The records should be written out in full, with nothing altered.

Task material:
-----

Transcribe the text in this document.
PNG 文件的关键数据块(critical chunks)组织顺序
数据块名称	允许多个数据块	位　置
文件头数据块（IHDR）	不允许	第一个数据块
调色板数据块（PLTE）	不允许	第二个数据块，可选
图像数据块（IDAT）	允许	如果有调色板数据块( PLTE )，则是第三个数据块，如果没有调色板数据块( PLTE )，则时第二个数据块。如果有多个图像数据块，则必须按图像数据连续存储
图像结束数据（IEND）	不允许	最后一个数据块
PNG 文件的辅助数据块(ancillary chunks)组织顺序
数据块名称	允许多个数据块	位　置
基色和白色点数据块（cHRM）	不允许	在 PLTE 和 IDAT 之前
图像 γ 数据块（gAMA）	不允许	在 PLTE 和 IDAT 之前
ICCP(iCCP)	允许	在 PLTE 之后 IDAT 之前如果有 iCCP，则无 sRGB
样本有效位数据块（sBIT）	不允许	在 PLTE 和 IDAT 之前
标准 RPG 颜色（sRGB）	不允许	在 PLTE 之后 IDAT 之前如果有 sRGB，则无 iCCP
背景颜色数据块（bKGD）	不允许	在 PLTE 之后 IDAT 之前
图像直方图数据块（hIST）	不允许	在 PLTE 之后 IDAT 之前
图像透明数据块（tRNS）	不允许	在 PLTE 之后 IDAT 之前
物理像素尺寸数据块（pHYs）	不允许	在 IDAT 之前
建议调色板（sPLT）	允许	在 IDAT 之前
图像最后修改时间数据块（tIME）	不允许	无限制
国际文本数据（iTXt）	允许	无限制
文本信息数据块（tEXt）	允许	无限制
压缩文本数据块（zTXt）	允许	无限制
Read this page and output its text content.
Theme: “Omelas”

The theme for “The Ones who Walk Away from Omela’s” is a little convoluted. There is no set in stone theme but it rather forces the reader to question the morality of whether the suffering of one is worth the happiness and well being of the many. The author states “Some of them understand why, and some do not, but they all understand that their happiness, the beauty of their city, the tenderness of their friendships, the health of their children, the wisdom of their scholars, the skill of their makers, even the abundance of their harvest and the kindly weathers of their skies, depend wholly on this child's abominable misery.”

-----

Answer below:
Transcribe the text in this document.
PNG 文件的关键数据块(critical chunks)组织顺序
数据块名称	允许多个数据块	位　置
文件头数据块（IHDR）	不允许	第一个数据块
调色板数据块（PLTE）	不允许	第二个数据块，可选
图像数据块（IDAT）	允许	如果有调色板数据块( PLTE )，则是第三个数据块，如果没有调色板数据块( PLTE )，则时第二个数据块。如果有多个图像数据块，则必须按图像数据连续存储
图像结束数据（IEND）	不允许	最后一个数据块
PNG 文件的辅助数据块(ancillary chunks)组织顺序
数据块名称	允许多个数据块	位　置
基色和白色点数据块（cHRM）	不允许	在 PLTE 和 IDAT 之前
图像 γ 数据块（gAMA）	不允许	在 PLTE 和 IDAT 之前
ICCP(iCCP)	允许	在 PLTE 之后 IDAT 之前如果有 iCCP，则无 sRGB
样本有效位数据块（sBIT）	不允许	在 PLTE 和 IDAT 之前
标准 RPG 颜色（sRGB）	不允许	在 PLTE 之后 IDAT 之前如果有 sRGB，则无 iCCP
背景颜色数据块（bKGD）	不允许	在 PLTE 之后 IDAT 之前
图像直方图数据块（hIST）	不允许	在 PLTE 之后 IDAT 之前
图像透明数据块（tRNS）	不允许	在 PLTE 之后 IDAT 之前
物理像素尺寸数据块（pHYs）	不允许	在 IDAT 之前
建议调色板（sPLT）	允许	在 IDAT 之前
图像最后修改时间数据块（tIME）	不允许	无限制
国际文本数据（iTXt）	允许	无限制
文本信息数据块（tEXt）	允许	无限制
压缩文本数据块（zTXt）	允许	无限制
Read this page and output its text content.
Theme: “Omelas”

The theme for “The Ones who Walk Away from Omela’s” is a little convoluted. There is no set in stone theme but it rather forces the reader to question the morality of whether the suffering of one is worth the happiness and well being of the many. The author states “Some of them understand why, and some do not, but they all understand that their happiness, the beauty of their city, the tenderness of their friendships, the health of their children, the wisdom of their scholars, the skill of their makers, even the abundance of their harvest and the kindly weathers of their skies, depend wholly on this child's abominable misery.”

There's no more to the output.